### EXERCISE PROMPT
Images embedded in the records are excluded; print everything else exactly as given.

### Records from a collection
============

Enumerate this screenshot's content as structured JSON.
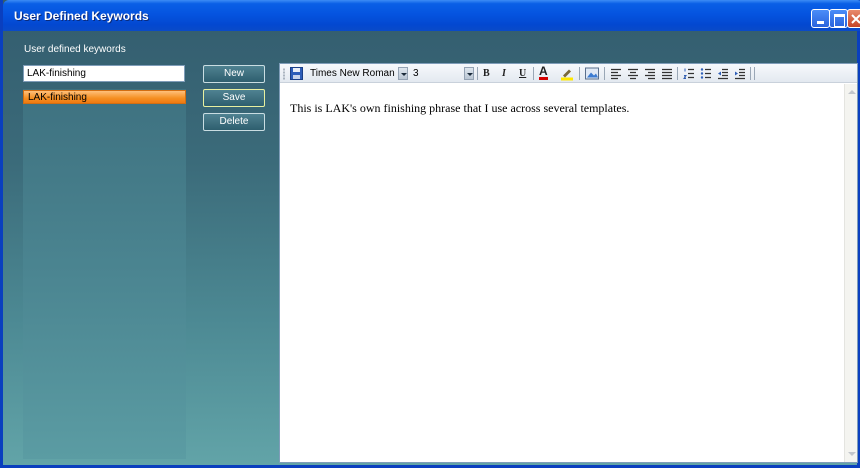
{
  "window": {
    "title": "User Defined Keywords",
    "colors": {
      "titlebar": "#0554e0",
      "panel": "#3b6b7a",
      "selected_item": "#f58f22"
    }
  },
  "keywords": {
    "section_label": "User defined keywords",
    "input_value": "LAK-finishing",
    "items": [
      {
        "label": "LAK-finishing",
        "selected": true
      }
    ]
  },
  "buttons": {
    "new": "New",
    "save": "Save",
    "delete": "Delete"
  },
  "toolbar": {
    "font_name": "Times New Roman",
    "font_size": "3",
    "icons": [
      "save-icon",
      "bold-icon",
      "italic-icon",
      "underline-icon",
      "font-color-icon",
      "highlight-icon",
      "insert-image-icon",
      "align-left-icon",
      "align-center-icon",
      "align-right-icon",
      "justify-icon",
      "numbered-list-icon",
      "bullet-list-icon",
      "outdent-icon",
      "indent-icon"
    ],
    "bold": "B",
    "italic": "I",
    "underline": "U",
    "font_color": "A"
  },
  "editor": {
    "content": "This is LAK's own finishing phrase that I use across several templates."
  }
}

============

### RESULT
Enumerate this screenshot's content as structured JSON.
{
  "window": {
    "title": "User Defined Keywords",
    "colors": {
      "titlebar": "#0554e0",
      "panel": "#3b6b7a",
      "selected_item": "#f58f22"
    }
  },
  "keywords": {
    "section_label": "User defined keywords",
    "input_value": "LAK-finishing",
    "items": [
      {
        "label": "LAK-finishing",
        "selected": true
      }
    ]
  },
  "buttons": {
    "new": "New",
    "save": "Save",
    "delete": "Delete"
  },
  "toolbar": {
    "font_name": "Times New Roman",
    "font_size": "3",
    "icons": [
      "save-icon",
      "bold-icon",
      "italic-icon",
      "underline-icon",
      "font-color-icon",
      "highlight-icon",
      "insert-image-icon",
      "align-left-icon",
      "align-center-icon",
      "align-right-icon",
      "justify-icon",
      "numbered-list-icon",
      "bullet-list-icon",
      "outdent-icon",
      "indent-icon"
    ],
    "bold": "B",
    "italic": "I",
    "underline": "U",
    "font_color": "A"
  },
  "editor": {
    "content": "This is LAK's own finishing phrase that I use across several templates."
  }
}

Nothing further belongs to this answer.